STATED TASK: From the entries below, copy every line where the string "mean" appears.
▼
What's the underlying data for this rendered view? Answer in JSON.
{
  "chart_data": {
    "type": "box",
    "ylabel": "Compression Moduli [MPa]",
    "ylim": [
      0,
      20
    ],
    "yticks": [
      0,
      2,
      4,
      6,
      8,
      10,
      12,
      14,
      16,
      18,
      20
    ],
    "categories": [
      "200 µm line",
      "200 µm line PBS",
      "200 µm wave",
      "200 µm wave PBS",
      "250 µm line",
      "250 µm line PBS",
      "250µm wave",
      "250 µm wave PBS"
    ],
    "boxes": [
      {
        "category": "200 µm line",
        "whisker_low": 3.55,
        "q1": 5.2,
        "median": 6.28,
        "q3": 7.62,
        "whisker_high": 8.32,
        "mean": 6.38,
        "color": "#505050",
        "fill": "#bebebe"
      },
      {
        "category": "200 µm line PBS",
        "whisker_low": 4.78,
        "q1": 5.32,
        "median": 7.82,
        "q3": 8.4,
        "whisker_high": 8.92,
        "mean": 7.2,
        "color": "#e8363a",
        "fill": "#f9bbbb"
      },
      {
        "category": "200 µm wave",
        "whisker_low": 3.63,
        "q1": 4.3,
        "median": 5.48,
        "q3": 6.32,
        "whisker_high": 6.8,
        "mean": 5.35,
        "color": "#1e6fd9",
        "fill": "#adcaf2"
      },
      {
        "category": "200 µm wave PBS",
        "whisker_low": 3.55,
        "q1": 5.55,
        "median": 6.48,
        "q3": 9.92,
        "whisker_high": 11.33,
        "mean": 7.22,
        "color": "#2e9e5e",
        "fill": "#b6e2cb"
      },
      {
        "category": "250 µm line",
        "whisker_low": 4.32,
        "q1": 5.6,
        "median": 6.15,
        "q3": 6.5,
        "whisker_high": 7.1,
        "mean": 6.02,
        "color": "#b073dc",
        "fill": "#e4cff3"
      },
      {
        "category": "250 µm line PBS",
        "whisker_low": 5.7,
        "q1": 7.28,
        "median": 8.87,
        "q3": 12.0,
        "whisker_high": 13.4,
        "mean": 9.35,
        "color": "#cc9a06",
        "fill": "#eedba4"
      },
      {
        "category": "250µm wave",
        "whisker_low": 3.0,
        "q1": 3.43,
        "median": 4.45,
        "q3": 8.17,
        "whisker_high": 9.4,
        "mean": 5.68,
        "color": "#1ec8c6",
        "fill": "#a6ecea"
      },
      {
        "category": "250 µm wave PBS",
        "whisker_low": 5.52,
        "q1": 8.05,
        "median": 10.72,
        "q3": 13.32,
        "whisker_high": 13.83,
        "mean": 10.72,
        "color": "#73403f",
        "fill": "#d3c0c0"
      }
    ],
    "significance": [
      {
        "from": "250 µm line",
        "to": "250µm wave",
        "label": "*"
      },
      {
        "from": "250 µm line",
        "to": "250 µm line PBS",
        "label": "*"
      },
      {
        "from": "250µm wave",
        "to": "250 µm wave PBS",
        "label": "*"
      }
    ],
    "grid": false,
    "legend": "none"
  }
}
▲
OUTPUT OF THE TASK:
        "mean": 6.38,
        "mean": 7.2,
        "mean": 5.35,
        "mean": 7.22,
        "mean": 6.02,
        "mean": 9.35,
        "mean": 5.68,
        "mean": 10.72,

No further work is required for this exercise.